* [Task brief]: All lines featuring the string "title" are to be listed.

Data records:
* * *

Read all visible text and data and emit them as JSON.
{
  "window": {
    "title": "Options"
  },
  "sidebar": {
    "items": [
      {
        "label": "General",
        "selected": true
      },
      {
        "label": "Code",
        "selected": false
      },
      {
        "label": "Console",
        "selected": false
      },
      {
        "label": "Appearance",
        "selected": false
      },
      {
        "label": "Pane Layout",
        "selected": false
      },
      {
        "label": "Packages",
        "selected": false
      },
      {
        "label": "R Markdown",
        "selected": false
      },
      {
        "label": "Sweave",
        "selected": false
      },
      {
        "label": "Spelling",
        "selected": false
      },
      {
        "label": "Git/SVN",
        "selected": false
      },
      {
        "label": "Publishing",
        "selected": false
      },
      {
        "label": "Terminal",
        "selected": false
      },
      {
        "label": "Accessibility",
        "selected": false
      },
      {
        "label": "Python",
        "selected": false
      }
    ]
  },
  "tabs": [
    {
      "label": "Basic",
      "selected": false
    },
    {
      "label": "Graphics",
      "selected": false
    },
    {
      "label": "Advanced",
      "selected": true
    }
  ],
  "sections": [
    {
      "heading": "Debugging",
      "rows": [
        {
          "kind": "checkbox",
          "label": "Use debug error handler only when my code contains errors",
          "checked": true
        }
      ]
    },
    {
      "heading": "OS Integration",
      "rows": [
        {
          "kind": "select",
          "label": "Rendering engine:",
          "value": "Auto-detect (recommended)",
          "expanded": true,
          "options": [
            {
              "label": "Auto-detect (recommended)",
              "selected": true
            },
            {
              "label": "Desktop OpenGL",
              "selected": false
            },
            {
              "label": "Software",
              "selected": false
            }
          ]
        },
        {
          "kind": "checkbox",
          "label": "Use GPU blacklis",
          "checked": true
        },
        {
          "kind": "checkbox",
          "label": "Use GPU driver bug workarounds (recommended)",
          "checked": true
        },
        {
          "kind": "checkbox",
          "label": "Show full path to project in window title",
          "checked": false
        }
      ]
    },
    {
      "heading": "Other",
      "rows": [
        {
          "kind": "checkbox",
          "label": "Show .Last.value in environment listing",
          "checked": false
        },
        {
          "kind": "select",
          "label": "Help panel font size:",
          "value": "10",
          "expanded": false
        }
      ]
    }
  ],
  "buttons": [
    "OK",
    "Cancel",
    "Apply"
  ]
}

* * *

* [Worked answer]:
    "title": "Options"
          "label": "Show full path to project in window title",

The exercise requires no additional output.